§ **DOCUMENT PASSAGE**:
++++++++++++++++++++
Question

I output several temporary files in my application to tmp directories but was wondering if it is best practise that I delete them on close or should I expect the host OS to handle this for me?

I am pretty new to Java, I can handle the delete but want to keep the application as multi-OS and Linux friendly as possible. I have tried to minimise file deletion if I don't need to do it.

This is the method I am using to output the tmp file:

 try {
                java.io.InputStream iss = getClass().getResourceAsStream("/nullpdf.pdf");
                byte[] data = IOUtils.toByteArray(iss);
                iss.read(data);
                iss.close();
                String tempFile = "file";
                File temp = File.createTempFile(tempFile, ".pdf");
                FileOutputStream fos = new FileOutputStream(temp);
                fos.write(data);
                fos.flush();
                fos.close();
            nopathbrain = temp.getAbsolutePath();
            System.out.println(tempFile);
            System.out.println(nopathbrain);
            } catch (IOException ex) {
                ex.printStackTrace();
                System.out.println("TEMP FILE NOT CREATED - ERROR ");
            }
Était-ce utile?
++++++++++++++++++++
§ **ASSIGNMENT 1**:
Answer these about the question on temporary files in Java:
(a) What suffix does the code pass to File.createTempFile?
(b) Which resource does the code read with getResourceAsStream?
(c) What message does the code print if an IOException occurs?
§ **ASSIGNMENT 2**:
Go on with the question about temporary files in Java from the point where it stops.
++++++++++++++++++++
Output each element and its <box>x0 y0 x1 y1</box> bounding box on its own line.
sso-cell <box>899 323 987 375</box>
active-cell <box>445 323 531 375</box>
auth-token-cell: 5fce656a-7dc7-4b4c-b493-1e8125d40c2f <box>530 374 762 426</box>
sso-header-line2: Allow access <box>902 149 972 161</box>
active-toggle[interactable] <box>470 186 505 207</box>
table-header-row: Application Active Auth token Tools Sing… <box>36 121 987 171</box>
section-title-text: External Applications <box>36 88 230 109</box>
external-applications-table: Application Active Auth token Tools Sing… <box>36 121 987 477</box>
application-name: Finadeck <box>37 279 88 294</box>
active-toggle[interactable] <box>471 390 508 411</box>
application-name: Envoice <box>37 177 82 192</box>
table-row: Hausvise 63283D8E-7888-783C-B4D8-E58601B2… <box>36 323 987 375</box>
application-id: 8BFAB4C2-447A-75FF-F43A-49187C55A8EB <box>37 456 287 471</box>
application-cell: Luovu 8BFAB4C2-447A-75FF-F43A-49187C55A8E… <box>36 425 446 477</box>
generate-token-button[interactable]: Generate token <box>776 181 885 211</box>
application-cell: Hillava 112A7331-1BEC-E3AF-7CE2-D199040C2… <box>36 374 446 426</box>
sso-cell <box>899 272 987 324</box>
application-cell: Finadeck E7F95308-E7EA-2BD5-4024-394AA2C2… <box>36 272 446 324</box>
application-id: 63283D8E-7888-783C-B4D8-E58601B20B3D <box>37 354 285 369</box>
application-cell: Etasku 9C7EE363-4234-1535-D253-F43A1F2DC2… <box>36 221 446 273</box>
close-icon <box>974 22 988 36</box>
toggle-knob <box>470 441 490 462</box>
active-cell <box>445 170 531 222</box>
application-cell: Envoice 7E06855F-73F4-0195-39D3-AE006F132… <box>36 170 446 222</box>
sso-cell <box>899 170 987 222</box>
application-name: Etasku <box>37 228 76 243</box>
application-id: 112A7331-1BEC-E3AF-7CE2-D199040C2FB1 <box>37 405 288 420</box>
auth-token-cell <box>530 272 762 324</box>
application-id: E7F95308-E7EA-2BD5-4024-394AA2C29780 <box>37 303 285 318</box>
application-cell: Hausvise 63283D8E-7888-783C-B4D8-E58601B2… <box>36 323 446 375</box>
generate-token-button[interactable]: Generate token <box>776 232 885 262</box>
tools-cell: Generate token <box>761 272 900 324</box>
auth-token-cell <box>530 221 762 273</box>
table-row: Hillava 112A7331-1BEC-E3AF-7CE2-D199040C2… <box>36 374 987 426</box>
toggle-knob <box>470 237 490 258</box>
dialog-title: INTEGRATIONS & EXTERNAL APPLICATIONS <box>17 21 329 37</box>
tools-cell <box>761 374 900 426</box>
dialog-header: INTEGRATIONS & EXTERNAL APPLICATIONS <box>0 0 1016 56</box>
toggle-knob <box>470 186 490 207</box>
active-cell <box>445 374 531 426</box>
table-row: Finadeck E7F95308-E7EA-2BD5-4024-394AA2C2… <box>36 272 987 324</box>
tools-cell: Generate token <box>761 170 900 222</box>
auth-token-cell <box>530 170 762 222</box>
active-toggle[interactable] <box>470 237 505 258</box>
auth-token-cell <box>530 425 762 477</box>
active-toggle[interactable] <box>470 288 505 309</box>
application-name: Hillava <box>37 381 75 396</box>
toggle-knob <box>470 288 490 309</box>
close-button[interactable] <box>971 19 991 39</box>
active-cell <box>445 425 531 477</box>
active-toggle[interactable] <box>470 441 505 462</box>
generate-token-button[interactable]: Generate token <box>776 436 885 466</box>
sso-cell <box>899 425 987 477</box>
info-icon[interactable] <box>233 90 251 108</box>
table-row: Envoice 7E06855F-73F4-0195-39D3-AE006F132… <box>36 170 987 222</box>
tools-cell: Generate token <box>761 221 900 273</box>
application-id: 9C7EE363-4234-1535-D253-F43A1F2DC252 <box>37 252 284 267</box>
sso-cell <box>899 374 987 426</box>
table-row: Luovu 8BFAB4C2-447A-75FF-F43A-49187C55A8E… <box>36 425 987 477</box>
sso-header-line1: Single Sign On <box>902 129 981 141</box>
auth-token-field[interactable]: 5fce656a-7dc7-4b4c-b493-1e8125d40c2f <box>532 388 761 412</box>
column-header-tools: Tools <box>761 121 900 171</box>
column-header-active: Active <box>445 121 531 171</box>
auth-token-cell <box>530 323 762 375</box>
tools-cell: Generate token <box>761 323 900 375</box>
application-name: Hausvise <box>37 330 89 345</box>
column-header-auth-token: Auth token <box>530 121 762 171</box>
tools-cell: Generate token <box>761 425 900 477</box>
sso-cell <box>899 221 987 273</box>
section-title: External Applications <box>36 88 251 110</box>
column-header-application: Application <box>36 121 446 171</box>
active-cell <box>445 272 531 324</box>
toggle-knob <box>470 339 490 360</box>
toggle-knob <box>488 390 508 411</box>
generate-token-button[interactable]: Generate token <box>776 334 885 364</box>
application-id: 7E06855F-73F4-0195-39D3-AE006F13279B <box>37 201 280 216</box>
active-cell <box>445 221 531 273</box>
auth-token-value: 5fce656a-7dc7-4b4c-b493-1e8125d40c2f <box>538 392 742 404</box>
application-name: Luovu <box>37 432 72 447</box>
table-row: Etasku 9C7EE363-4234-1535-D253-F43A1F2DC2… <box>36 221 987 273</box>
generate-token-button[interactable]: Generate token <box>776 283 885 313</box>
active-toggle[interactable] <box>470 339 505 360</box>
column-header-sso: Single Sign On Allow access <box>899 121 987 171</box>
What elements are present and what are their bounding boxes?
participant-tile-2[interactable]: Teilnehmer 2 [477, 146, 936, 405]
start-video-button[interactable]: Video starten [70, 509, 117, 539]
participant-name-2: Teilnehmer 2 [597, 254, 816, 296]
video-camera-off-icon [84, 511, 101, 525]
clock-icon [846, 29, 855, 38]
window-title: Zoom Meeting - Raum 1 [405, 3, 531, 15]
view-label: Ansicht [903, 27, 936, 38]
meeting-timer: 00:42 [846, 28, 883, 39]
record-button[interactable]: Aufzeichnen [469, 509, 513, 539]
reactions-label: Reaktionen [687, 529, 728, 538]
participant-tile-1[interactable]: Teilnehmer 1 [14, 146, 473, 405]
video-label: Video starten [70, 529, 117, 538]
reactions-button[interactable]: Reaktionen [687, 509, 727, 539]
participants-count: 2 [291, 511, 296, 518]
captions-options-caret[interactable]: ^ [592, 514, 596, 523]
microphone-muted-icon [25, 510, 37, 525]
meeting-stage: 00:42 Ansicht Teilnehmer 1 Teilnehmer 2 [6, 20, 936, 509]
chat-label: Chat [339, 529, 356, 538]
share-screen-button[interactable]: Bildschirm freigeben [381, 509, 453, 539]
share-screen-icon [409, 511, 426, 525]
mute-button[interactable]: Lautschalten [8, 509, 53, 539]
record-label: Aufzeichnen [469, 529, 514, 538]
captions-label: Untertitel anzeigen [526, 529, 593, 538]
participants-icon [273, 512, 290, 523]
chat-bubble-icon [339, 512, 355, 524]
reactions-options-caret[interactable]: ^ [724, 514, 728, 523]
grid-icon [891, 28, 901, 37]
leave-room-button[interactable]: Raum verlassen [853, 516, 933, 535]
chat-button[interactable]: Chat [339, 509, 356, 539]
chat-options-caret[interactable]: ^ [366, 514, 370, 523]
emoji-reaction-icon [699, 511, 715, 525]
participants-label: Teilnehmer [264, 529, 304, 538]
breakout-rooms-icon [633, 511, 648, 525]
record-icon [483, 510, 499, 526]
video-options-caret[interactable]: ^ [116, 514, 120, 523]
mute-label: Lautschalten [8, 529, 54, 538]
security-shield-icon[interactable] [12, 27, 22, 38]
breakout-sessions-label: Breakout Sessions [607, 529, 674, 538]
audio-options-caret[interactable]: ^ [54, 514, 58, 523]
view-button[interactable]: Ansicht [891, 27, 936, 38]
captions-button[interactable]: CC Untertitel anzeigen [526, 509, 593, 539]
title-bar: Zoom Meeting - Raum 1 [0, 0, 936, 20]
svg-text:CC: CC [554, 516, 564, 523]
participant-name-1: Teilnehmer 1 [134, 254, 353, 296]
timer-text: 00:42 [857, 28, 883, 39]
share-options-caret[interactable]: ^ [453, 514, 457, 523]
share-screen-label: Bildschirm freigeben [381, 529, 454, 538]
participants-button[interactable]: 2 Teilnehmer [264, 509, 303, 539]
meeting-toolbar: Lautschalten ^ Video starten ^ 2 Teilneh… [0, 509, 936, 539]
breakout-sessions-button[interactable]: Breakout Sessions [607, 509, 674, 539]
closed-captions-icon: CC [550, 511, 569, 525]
++++++++++++++++++++
§ **RESPONSE BOX 1**:
(a) ".pdf"
(b) "/nullpdf.pdf"
(c) "TEMP FILE NOT CREATED - ERROR "

§ **RESPONSE BOX 2**:
La solution

createTempFile() only creates a new file with a unique name, but does not mark it for deletion. Use deleteOnExit() on the created file to achieve that. Then, if the JVM shuts down properly, the temporary files should be deleted.

edit: Sample for creating a 'true' temporary file in java:

File temp = File.createTempFile("temporary-", ".pdf");
temp.deleteOnExit();

This will create a file in the default temporary folder with a unique random name (temporary-{randomness}.pdf) and delete it when the JVM exits.

This should be sufficient for programs with a short to medium run time (e.g. scripts, simple GUI applications) that do sth. and then exit. If the program runs longer or indefinitely (server application, a monitoring client, ...) and the JVM won't exit, this method may clog the temporary folder with files. In such a situation the temporary files should be deleted by the application, as soon as they are not needed anymore (see delete() or Files helper class in JDK7).

As Java already abstracts away OS specific file system details, both approaches are as portable as Java. To ensure interoperability have a look at the new Path abstraction for file names in Java7.